■ Text shown:
....

Tuesday, October 26, 2021

Doors and Windows through Time and Space

 

Re-imagining, designing, constructing and painting a 15th century triptych in the manner of the Master of the Saint Ursula Legend.


"....It is another world entirely, and it is enclosed within this one, with a peculiar geography I can only describe as infundibular. " He paused for effect. 'I mean by this that the other world is composed of a series of concentric rings, which as one penetrates deeper into the other world, grows larger. The further you go, the bigger it gets. Each perimeter of this series of concentricities encloses a larger world within, until, at the center point, it is infinite. Or at least very very large".................

John Crowley 'Little,Big' Edgewood page 48

Finding, researching and assembling the elements of the ‘collage’.

The word ‘collage’ or ‘assemblage’ of existing fragmentary ‘found’ elements into a new configuration or whole is an accurate description of an aspect of the creative process involved in copying, following or working in the style of the Master of the St Ursula legend. Working in the workshop or circle of the artist implies a contemporary context in or near the atelier of the master, whilst following, copying or working after the style of the painter at a later date has a long history in the production and re-production of works of art, with many great masters themselves, like Rubens, producing copies or versions of works by earlier masters like Titian.

....

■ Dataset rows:
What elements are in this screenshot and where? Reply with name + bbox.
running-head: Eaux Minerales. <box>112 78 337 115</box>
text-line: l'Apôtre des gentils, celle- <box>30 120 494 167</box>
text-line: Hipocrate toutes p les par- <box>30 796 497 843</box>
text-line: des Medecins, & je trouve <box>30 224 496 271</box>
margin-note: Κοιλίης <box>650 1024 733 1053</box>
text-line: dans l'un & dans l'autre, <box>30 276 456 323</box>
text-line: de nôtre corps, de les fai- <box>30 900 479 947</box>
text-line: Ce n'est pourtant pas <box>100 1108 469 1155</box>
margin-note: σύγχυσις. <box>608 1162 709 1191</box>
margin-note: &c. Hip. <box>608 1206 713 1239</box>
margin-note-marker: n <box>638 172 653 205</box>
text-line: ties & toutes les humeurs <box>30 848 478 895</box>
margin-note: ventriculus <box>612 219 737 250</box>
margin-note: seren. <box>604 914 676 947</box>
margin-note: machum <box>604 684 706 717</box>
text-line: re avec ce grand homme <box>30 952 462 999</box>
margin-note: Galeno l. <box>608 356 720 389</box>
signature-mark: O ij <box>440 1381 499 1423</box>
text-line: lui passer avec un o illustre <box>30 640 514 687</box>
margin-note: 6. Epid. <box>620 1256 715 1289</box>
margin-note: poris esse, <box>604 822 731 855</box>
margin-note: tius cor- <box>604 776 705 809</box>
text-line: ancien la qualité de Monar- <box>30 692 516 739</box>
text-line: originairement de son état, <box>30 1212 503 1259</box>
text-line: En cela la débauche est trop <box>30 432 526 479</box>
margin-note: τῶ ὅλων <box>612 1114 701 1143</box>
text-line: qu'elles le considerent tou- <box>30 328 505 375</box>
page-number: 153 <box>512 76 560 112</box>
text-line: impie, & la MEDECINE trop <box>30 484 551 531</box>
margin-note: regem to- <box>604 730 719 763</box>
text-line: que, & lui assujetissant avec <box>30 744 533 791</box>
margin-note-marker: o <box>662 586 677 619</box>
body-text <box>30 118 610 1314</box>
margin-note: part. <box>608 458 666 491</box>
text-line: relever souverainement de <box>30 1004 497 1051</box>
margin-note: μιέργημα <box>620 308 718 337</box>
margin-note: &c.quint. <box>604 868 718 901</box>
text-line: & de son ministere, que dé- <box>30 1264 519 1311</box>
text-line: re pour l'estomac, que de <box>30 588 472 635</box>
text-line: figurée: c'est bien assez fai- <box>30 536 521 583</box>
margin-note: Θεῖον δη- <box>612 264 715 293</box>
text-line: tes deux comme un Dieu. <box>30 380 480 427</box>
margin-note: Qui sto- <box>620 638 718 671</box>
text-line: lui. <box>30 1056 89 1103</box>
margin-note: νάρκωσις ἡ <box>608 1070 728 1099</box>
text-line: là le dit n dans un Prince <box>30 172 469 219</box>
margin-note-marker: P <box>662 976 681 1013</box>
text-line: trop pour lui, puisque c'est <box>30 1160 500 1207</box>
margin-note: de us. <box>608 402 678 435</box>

....

■ Your tasks:
A - Write out the dataset rows from the very first one through the line containing "margin-note: 6. Epid.", including both of those lines.
B - Continue the blog post about re-creating a 15th-century triptych in the manner of the Master of the Saint Ursula Legend from where it stops.
The text and the rows come from unrelated sources.

■ The replies:
A -
What elements are in this screenshot and where? Reply with name + bbox.
running-head: Eaux Minerales. <box>112 78 337 115</box>
text-line: l'Apôtre des gentils, celle- <box>30 120 494 167</box>
text-line: Hipocrate toutes p les par- <box>30 796 497 843</box>
text-line: des Medecins, & je trouve <box>30 224 496 271</box>
margin-note: Κοιλίης <box>650 1024 733 1053</box>
text-line: dans l'un & dans l'autre, <box>30 276 456 323</box>
text-line: de nôtre corps, de les fai- <box>30 900 479 947</box>
text-line: Ce n'est pourtant pas <box>100 1108 469 1155</box>
margin-note: σύγχυσις. <box>608 1162 709 1191</box>
margin-note: &c. Hip. <box>608 1206 713 1239</box>
margin-note-marker: n <box>638 172 653 205</box>
text-line: ties & toutes les humeurs <box>30 848 478 895</box>
margin-note: ventriculus <box>612 219 737 250</box>
margin-note: seren. <box>604 914 676 947</box>
margin-note: machum <box>604 684 706 717</box>
text-line: re avec ce grand homme <box>30 952 462 999</box>
margin-note: Galeno l. <box>608 356 720 389</box>
signature-mark: O ij <box>440 1381 499 1423</box>
text-line: lui passer avec un o illustre <box>30 640 514 687</box>
margin-note: 6. Epid. <box>620 1256 715 1289</box>

B -
Rubens’ attitude towards reproducing an image was very different to the way we have come to view copies of Old Master paintings today. It was the Romans who first replicated artworks, copying Greek sculptures, and repetition was considered the best way of learning throughout the medieval period. During the Renaissance, the cult of the artist’s identity grew so that copying a work was as much an education as a means of honouring the master.

https://www.sothebys.com/en/articles/a-brief-history-of-old-master-copies

Even the idea of faking or forging the work of venerated earlier artistic style has been a practice since the Renaissance with artists as venerated as Michelangelo, early in their careers, establishing their technical and artistic credentials through creating works convincingly in the style of antique Roman sculpture passed off as genuine to admiring collectors. His celebrated statues of the sleeping Eros and Bacchus are cases in point. 

 “He also copied drawings of the Old Masters so perfectly that his copies could not be distinguished from the originals, since he smoked and tinted the paper to give it an appearance of age. He was often able to keep the originals and return his copies in their place.” 

Giorgio Vasari, ‘The Lives of the Artists’

The references below explore the issues of forgery and the ethics of restoration:  

Laurence Shafe: ‘The Genius of Art Forgery’ https://www.youtube.com/watch?v=u1hgOsVxaM0

Fake - not fake: restorations-reconstructions-forgeries: the conservation of the Flemish Primitives in Belgium, ca. 1930-1950Exhibition: 26 November 2004 - 28 February 2005.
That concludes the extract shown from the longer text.